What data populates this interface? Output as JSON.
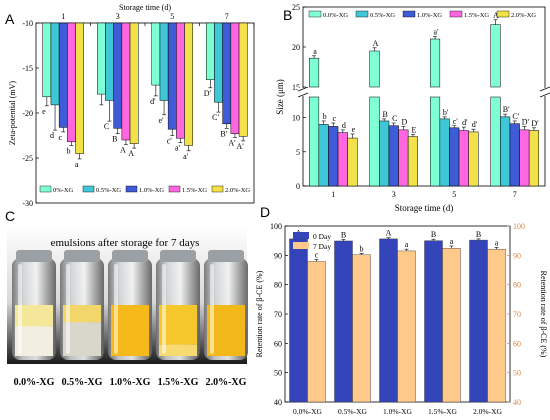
{
  "panels": {
    "A": "A",
    "B": "B",
    "C": "C",
    "D": "D"
  },
  "colors": {
    "series": [
      "#7fffd4",
      "#3ec7d6",
      "#3f5bd6",
      "#ff66e0",
      "#f2e24a"
    ],
    "d_day0": "#3345b8",
    "d_day7": "#ffc98a",
    "d_right_axis": "#d9874a"
  },
  "chart_data": [
    {
      "panel": "A",
      "type": "bar",
      "xlabel": "Storage time (d)",
      "ylabel": "Zeta-potential (mV)",
      "categories": [
        "1",
        "3",
        "5",
        "7"
      ],
      "ylim": [
        -30,
        -10
      ],
      "yticks": [
        "-10",
        "-15",
        "-20",
        "-25",
        "-30"
      ],
      "legend_placement": "bottom",
      "series": [
        {
          "name": "0%-XG",
          "values": [
            -18.2,
            -17.9,
            -16.9,
            -16.3
          ],
          "errors": [
            1.0,
            1.2,
            1.2,
            0.9
          ],
          "labels": [
            "e",
            "",
            "d'",
            "D'"
          ]
        },
        {
          "name": "0.5%-XG",
          "values": [
            -19.1,
            -18.6,
            -18.6,
            -18.8
          ],
          "errors": [
            2.8,
            2.3,
            1.6,
            1.1
          ],
          "labels": [
            "d",
            "C",
            "e'",
            "C'"
          ]
        },
        {
          "name": "1.0%-XG",
          "values": [
            -21.6,
            -21.7,
            -21.8,
            -21.2
          ],
          "errors": [
            0.5,
            0.6,
            0.7,
            0.5
          ],
          "labels": [
            "c",
            "B",
            "c'",
            "B'"
          ]
        },
        {
          "name": "1.5%-XG",
          "values": [
            -23.2,
            -23.0,
            -22.8,
            -22.3
          ],
          "errors": [
            0.4,
            0.5,
            0.5,
            0.4
          ],
          "labels": [
            "b",
            "A",
            "a'",
            "A'"
          ]
        },
        {
          "name": "2.0%-XG",
          "values": [
            -24.5,
            -23.4,
            -23.6,
            -22.6
          ],
          "errors": [
            0.6,
            0.5,
            0.6,
            0.5
          ],
          "labels": [
            "a",
            "A",
            "a'",
            "A'"
          ]
        }
      ]
    },
    {
      "panel": "B",
      "type": "bar",
      "xlabel": "Storage time (d)",
      "ylabel": "Size (μm)",
      "categories": [
        "1",
        "3",
        "5",
        "7"
      ],
      "ylim": [
        0,
        25
      ],
      "axis_break": [
        13,
        15
      ],
      "yticks": [
        "0",
        "5",
        "10",
        "15",
        "20",
        "25"
      ],
      "legend_placement": "top",
      "series": [
        {
          "name": "0.0%-XG",
          "values": [
            18.6,
            19.5,
            21.0,
            22.8
          ],
          "errors": [
            0.3,
            0.4,
            0.3,
            0.6
          ],
          "labels": [
            "a",
            "A",
            "a'",
            "A'"
          ]
        },
        {
          "name": "0.5%-XG",
          "values": [
            9.0,
            9.5,
            9.8,
            10.1
          ],
          "errors": [
            0.5,
            0.3,
            0.3,
            0.4
          ],
          "labels": [
            "b",
            "B",
            "b'",
            "B'"
          ]
        },
        {
          "name": "1.0%-XG",
          "values": [
            8.7,
            8.8,
            8.5,
            9.1
          ],
          "errors": [
            0.5,
            0.4,
            0.3,
            0.4
          ],
          "labels": [
            "c",
            "C",
            "c'",
            "C'"
          ]
        },
        {
          "name": "1.5%-XG",
          "values": [
            7.8,
            8.2,
            8.1,
            8.2
          ],
          "errors": [
            0.4,
            0.5,
            0.5,
            0.5
          ],
          "labels": [
            "d",
            "D",
            "d'",
            "D'"
          ]
        },
        {
          "name": "2.0%-XG",
          "values": [
            7.0,
            7.2,
            7.9,
            8.1
          ],
          "errors": [
            0.6,
            0.3,
            0.4,
            0.4
          ],
          "labels": [
            "e",
            "E",
            "d'",
            "D'"
          ]
        }
      ]
    },
    {
      "panel": "D",
      "type": "bar",
      "ylabel": "Retention rate of β-CE (%)",
      "ylabel_right": "Retention rate of β-CE (%)",
      "categories": [
        "0.0%-XG",
        "0.5%-XG",
        "1.0%-XG",
        "1.5%-XG",
        "2.0%-XG"
      ],
      "ylim": [
        40,
        100
      ],
      "yticks": [
        "40",
        "50",
        "60",
        "70",
        "80",
        "90",
        "100"
      ],
      "legend_placement": "top-left",
      "series": [
        {
          "name": "0 Day",
          "values": [
            95.6,
            94.9,
            95.6,
            95.0,
            95.2
          ],
          "errors": [
            0.5,
            0.5,
            0.4,
            0.5,
            0.4
          ],
          "labels": [
            "A",
            "B",
            "A",
            "B",
            "B"
          ]
        },
        {
          "name": "7 Day",
          "values": [
            87.9,
            90.2,
            91.5,
            92.4,
            92.1
          ],
          "errors": [
            0.7,
            0.5,
            0.6,
            0.8,
            0.6
          ],
          "labels": [
            "c",
            "b",
            "a",
            "a",
            "a"
          ]
        }
      ]
    }
  ],
  "photo": {
    "title": "emulsions after storage  for 7 days",
    "labels": [
      "0.0%-XG",
      "0.5%-XG",
      "1.0%-XG",
      "1.5%-XG",
      "2.0%-XG"
    ]
  }
}
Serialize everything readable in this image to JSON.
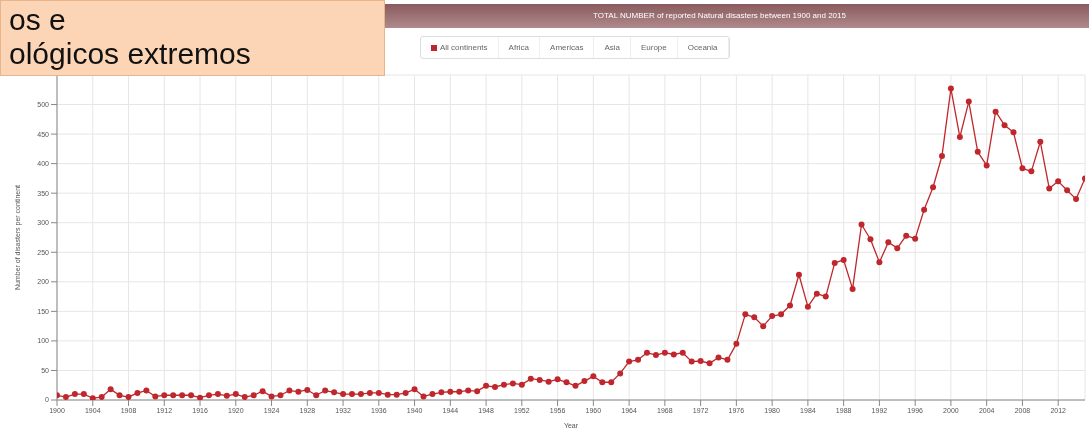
{
  "chart_data": {
    "type": "line",
    "title": "TOTAL NUMBER of reported Natural disasters between 1900 and 2015",
    "xlabel": "Year",
    "ylabel": "Number of disasters per continent",
    "annotations": [
      "os e",
      "ológicos extremos",
      "Africa",
      "Americas",
      "Asia",
      "Europe",
      "Oceania"
    ],
    "x": [
      1900,
      1901,
      1902,
      1903,
      1904,
      1905,
      1906,
      1907,
      1908,
      1909,
      1910,
      1911,
      1912,
      1913,
      1914,
      1915,
      1916,
      1917,
      1918,
      1919,
      1920,
      1921,
      1922,
      1923,
      1924,
      1925,
      1926,
      1927,
      1928,
      1929,
      1930,
      1931,
      1932,
      1933,
      1934,
      1935,
      1936,
      1937,
      1938,
      1939,
      1940,
      1941,
      1942,
      1943,
      1944,
      1945,
      1946,
      1947,
      1948,
      1949,
      1950,
      1951,
      1952,
      1953,
      1954,
      1955,
      1956,
      1957,
      1958,
      1959,
      1960,
      1961,
      1962,
      1963,
      1964,
      1965,
      1966,
      1967,
      1968,
      1969,
      1970,
      1971,
      1972,
      1973,
      1974,
      1975,
      1976,
      1977,
      1978,
      1979,
      1980,
      1981,
      1982,
      1983,
      1984,
      1985,
      1986,
      1987,
      1988,
      1989,
      1990,
      1991,
      1992,
      1993,
      1994,
      1995,
      1996,
      1997,
      1998,
      1999,
      2000,
      2001,
      2002,
      2003,
      2004,
      2005,
      2006,
      2007,
      2008,
      2009,
      2010,
      2011,
      2012,
      2013,
      2014,
      2015
    ],
    "series": [
      {
        "name": "All continents",
        "color": "#c0272d",
        "values": [
          8,
          5,
          10,
          10,
          3,
          5,
          18,
          8,
          5,
          12,
          16,
          6,
          8,
          8,
          8,
          8,
          4,
          8,
          10,
          7,
          10,
          5,
          8,
          15,
          6,
          8,
          16,
          14,
          17,
          8,
          16,
          13,
          10,
          10,
          10,
          12,
          12,
          9,
          9,
          12,
          18,
          6,
          10,
          13,
          14,
          14,
          16,
          15,
          24,
          22,
          26,
          28,
          26,
          36,
          34,
          31,
          35,
          30,
          24,
          32,
          40,
          30,
          30,
          45,
          65,
          68,
          80,
          76,
          80,
          77,
          80,
          65,
          66,
          62,
          72,
          68,
          95,
          145,
          140,
          125,
          142,
          145,
          160,
          212,
          158,
          180,
          175,
          232,
          237,
          188,
          297,
          272,
          233,
          267,
          257,
          278,
          273,
          322,
          360,
          413,
          527,
          445,
          505,
          420,
          397,
          488,
          465,
          453,
          392,
          387,
          437,
          358,
          370,
          355,
          340,
          375
        ]
      }
    ],
    "xlim": [
      1900,
      2015
    ],
    "xticks": [
      1900,
      1904,
      1908,
      1912,
      1916,
      1920,
      1924,
      1928,
      1932,
      1936,
      1940,
      1944,
      1948,
      1952,
      1956,
      1960,
      1964,
      1968,
      1972,
      1976,
      1980,
      1984,
      1988,
      1992,
      1996,
      2000,
      2004,
      2008,
      2012
    ],
    "ylim": [
      0,
      550
    ],
    "yticks": [
      0,
      50,
      100,
      150,
      200,
      250,
      300,
      350,
      400,
      450,
      500
    ],
    "grid": true,
    "legend": "top",
    "marker": "circle",
    "line_style": "solid"
  }
}
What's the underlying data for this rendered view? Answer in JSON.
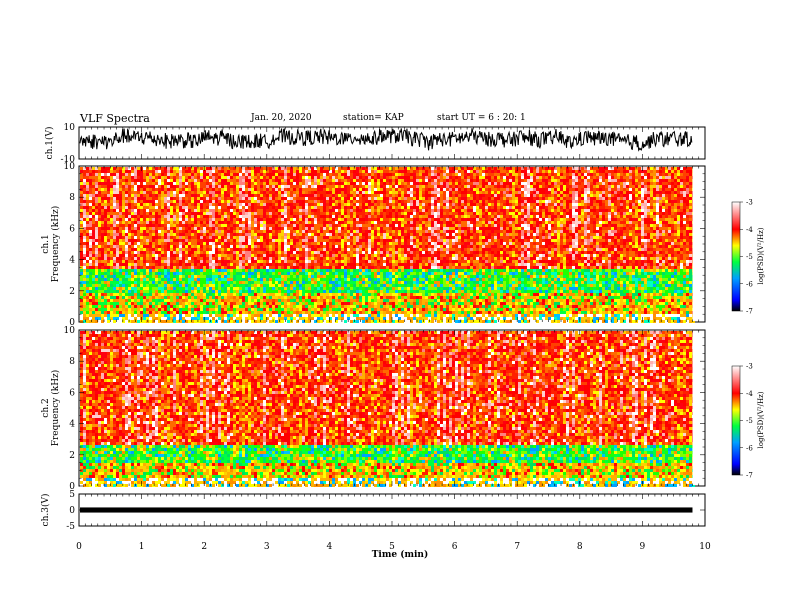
------------
## TASK
Search the data above for lines holding "JSON" and copy each of them.

## RESPONSE FOR THIS EXERCISE
What data populates this interface? Output as JSON.
Serialize everything readable in this image to JSON.
What's the underlying data for this rendered view? Answer in JSON.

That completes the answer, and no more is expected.